═════ DATA EXTRACT ═════

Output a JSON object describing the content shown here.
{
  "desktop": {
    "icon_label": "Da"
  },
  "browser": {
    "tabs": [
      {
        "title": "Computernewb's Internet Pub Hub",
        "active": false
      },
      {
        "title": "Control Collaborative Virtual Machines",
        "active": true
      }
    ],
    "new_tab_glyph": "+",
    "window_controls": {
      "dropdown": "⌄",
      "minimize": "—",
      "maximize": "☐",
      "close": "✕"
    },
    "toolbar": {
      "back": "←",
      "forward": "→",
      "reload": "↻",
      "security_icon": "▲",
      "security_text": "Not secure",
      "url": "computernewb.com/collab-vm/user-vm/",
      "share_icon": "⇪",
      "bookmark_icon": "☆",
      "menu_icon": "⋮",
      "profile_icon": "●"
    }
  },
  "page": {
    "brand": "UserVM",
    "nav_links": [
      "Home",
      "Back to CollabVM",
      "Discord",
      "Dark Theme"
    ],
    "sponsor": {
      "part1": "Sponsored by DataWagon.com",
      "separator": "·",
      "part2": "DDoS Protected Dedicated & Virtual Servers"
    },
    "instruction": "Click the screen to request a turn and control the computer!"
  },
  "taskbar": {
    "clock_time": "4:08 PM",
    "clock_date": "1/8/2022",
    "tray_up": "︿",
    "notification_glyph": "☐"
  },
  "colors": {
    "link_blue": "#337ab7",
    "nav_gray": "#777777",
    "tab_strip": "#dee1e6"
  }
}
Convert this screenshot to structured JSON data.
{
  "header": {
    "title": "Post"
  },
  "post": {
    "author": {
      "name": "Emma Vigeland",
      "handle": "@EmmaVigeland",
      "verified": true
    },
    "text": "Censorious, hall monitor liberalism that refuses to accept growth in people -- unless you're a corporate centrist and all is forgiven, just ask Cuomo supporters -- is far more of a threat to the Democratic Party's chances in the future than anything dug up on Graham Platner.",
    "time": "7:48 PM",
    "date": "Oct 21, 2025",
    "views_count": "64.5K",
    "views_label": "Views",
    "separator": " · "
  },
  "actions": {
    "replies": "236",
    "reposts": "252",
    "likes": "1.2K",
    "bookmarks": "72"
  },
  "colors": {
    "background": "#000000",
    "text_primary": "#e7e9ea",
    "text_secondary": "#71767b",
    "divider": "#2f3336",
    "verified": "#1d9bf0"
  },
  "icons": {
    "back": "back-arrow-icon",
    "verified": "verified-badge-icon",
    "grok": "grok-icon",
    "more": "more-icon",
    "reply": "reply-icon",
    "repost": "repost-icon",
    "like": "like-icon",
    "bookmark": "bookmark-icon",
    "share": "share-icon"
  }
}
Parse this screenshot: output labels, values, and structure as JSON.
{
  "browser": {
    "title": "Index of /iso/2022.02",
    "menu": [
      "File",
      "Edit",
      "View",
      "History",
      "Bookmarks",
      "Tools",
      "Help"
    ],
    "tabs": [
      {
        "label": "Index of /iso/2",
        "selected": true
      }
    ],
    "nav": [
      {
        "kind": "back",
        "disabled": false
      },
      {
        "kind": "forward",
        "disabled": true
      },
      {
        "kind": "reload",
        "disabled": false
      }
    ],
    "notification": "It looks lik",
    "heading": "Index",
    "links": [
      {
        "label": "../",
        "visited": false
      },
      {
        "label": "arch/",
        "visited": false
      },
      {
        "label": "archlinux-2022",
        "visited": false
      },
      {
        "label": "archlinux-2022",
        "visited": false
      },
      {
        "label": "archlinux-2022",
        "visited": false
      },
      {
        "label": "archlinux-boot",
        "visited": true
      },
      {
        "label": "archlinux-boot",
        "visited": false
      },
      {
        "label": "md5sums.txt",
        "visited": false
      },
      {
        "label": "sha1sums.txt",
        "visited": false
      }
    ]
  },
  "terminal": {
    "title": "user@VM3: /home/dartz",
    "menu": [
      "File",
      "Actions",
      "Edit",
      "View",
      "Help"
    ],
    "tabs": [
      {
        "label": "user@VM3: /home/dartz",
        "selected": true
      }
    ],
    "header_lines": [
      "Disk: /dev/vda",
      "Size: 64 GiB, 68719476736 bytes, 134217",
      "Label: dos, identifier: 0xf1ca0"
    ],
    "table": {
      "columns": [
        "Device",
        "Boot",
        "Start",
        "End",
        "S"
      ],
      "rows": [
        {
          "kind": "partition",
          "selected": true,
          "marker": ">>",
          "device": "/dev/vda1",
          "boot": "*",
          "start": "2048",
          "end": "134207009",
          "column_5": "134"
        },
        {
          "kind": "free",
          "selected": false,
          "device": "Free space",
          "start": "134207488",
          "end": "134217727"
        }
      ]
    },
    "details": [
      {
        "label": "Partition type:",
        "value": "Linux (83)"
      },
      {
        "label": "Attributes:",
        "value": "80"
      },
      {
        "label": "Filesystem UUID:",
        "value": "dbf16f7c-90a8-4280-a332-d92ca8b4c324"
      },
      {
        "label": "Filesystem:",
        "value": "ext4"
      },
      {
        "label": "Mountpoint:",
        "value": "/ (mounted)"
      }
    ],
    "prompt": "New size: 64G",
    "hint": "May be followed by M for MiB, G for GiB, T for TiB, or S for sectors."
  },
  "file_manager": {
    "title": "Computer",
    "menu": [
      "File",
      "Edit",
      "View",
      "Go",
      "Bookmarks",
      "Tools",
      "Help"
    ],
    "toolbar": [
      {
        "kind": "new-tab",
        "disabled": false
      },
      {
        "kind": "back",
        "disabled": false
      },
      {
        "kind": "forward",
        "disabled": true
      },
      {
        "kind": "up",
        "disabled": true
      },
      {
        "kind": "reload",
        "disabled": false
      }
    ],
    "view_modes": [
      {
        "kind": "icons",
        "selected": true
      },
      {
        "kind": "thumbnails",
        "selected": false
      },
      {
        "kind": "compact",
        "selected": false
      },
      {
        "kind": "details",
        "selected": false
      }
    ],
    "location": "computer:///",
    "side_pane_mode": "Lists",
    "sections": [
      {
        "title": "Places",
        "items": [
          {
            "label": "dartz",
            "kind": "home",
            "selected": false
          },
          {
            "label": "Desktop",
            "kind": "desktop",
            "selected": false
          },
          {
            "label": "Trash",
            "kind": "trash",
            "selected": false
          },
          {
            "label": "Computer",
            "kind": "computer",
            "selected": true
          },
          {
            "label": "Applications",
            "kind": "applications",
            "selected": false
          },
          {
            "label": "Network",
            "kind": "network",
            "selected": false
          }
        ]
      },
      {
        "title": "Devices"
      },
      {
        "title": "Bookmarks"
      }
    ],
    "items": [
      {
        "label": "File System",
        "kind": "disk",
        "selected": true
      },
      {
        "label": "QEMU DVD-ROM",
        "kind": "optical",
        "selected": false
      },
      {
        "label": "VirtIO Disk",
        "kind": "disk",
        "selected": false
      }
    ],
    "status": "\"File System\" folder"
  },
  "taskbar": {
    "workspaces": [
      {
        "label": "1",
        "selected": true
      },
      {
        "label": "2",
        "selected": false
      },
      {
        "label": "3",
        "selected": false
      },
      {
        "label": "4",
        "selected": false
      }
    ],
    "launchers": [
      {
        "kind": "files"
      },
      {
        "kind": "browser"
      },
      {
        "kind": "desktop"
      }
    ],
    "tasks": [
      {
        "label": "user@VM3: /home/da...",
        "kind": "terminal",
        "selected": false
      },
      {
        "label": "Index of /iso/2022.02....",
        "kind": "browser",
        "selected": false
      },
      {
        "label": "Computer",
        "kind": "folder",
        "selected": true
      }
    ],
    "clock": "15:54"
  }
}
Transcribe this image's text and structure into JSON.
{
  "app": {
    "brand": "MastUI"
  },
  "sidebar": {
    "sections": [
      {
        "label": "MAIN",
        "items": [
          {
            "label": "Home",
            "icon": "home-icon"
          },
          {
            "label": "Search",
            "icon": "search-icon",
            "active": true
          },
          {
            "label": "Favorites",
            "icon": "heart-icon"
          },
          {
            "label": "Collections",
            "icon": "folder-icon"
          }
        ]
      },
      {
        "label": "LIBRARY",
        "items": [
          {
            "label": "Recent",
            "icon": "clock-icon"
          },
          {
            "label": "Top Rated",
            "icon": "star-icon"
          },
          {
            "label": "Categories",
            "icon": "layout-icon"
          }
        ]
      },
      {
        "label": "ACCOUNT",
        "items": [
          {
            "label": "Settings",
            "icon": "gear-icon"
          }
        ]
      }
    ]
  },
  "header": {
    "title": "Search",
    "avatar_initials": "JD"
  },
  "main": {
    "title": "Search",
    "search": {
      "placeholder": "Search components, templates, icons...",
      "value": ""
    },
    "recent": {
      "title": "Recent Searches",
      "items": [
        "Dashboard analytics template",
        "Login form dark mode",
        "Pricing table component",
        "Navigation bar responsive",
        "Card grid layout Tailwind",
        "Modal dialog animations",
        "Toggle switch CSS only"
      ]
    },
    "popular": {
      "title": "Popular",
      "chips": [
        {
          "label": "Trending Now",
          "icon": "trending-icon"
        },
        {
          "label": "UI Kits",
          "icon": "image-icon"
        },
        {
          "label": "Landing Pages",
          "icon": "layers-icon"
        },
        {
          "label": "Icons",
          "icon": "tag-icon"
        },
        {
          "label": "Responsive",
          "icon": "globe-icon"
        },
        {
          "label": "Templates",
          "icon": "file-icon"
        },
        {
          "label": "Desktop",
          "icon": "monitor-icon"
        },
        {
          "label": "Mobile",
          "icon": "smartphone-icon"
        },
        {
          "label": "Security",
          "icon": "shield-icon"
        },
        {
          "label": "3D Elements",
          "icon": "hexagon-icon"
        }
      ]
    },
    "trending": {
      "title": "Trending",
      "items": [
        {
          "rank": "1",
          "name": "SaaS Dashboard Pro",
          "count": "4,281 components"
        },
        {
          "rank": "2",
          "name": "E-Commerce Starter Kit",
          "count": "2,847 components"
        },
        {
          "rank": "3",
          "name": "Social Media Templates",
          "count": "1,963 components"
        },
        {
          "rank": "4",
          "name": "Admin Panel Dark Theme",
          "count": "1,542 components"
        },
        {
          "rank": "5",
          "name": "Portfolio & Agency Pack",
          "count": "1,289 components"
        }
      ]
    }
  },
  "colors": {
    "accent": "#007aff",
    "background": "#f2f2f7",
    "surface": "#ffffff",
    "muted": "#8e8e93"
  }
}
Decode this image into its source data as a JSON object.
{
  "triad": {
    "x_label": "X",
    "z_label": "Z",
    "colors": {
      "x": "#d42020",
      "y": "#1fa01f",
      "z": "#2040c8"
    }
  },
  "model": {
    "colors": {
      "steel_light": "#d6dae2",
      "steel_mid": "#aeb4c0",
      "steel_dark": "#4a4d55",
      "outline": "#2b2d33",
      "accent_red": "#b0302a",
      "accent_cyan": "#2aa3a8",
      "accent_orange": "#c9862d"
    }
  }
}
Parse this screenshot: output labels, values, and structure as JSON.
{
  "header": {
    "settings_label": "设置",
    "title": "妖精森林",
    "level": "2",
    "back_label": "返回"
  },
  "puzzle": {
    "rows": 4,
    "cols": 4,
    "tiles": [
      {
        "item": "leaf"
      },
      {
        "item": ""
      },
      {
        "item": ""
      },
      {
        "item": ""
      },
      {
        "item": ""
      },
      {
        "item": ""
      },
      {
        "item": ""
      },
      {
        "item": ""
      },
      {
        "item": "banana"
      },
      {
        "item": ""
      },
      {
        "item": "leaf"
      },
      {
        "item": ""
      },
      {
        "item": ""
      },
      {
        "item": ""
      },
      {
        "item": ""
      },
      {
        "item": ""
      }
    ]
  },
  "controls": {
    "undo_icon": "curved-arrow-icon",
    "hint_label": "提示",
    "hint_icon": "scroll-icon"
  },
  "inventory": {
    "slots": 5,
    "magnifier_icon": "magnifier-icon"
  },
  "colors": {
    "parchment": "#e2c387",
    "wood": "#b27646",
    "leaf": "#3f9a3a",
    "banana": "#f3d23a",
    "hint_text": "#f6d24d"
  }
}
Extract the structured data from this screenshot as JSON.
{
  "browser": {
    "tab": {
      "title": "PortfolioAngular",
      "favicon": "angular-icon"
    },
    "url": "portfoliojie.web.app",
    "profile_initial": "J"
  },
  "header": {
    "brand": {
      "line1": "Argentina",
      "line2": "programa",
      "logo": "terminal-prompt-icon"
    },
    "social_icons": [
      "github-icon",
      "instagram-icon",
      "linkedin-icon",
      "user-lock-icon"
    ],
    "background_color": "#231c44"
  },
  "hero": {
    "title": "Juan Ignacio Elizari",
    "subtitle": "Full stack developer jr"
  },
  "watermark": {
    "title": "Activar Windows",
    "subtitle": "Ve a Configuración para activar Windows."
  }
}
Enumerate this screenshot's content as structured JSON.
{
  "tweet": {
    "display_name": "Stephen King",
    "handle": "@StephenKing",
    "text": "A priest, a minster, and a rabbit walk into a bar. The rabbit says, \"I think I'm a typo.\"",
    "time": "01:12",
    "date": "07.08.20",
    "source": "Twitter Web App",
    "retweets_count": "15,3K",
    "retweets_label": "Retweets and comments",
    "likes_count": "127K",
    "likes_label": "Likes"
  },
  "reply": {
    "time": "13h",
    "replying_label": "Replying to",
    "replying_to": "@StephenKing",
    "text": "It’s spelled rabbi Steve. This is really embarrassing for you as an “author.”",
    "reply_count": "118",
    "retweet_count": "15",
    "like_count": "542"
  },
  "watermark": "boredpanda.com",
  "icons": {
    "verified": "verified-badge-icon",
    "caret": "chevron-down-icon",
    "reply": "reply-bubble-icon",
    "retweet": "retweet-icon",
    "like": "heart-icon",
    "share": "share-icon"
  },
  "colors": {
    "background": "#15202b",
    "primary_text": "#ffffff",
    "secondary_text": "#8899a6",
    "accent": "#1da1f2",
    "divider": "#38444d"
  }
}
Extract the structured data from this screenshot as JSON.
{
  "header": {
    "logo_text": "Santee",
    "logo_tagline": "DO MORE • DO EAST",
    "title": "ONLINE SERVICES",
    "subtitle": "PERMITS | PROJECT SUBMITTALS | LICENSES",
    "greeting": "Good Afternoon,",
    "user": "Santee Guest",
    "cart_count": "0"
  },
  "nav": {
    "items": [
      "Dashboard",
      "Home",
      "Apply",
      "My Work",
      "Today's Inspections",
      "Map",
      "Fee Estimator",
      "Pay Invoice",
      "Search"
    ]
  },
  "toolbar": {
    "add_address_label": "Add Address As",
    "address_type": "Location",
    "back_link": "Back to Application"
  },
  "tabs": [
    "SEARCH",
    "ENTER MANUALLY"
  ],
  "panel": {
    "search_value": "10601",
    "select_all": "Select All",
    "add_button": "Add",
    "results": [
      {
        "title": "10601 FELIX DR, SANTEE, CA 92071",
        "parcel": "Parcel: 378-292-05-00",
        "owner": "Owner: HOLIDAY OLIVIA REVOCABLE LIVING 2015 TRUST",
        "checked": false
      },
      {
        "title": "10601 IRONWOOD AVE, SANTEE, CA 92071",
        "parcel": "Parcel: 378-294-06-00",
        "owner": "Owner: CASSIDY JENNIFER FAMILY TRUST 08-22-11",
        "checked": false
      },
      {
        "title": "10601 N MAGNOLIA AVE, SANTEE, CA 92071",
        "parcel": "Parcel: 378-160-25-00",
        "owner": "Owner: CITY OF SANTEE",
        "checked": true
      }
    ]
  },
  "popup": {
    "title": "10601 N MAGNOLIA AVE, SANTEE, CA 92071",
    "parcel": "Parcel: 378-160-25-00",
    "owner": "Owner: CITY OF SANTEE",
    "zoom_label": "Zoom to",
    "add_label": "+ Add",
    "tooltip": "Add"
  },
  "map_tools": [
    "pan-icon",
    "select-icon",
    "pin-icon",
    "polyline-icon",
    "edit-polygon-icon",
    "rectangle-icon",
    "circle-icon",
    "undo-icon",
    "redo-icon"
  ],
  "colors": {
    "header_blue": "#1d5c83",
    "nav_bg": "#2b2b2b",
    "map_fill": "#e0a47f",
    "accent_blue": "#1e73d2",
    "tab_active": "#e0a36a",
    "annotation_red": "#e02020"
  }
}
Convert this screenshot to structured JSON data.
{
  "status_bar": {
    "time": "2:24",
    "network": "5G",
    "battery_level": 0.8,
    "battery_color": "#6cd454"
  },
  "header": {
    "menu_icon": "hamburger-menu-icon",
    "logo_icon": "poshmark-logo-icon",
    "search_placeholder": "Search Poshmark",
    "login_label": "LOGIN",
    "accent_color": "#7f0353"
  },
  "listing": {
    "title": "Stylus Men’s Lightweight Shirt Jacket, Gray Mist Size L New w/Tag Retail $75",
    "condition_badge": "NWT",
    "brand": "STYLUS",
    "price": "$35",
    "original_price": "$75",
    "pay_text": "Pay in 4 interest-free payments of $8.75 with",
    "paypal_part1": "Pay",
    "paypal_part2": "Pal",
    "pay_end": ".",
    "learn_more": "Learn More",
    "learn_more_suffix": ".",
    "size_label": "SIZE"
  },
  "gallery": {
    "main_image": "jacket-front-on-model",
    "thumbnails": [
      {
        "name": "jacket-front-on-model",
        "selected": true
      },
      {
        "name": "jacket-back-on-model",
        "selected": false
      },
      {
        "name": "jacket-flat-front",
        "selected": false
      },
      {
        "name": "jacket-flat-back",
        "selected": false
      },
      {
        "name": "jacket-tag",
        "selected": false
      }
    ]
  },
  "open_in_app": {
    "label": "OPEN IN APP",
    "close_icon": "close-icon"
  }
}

═════

• [WHAT YOU ARE ASKED TO DO]: Check every line of the data above for the string "Owner", and copy those that have it.

• [WRITTEN RESPONSE]:
        "owner": "Owner: HOLIDAY OLIVIA REVOCABLE LIVING 2015 TRUST",
        "owner": "Owner: CASSIDY JENNIFER FAMILY TRUST 08-22-11",
        "owner": "Owner: CITY OF SANTEE",
    "owner": "Owner: CITY OF SANTEE",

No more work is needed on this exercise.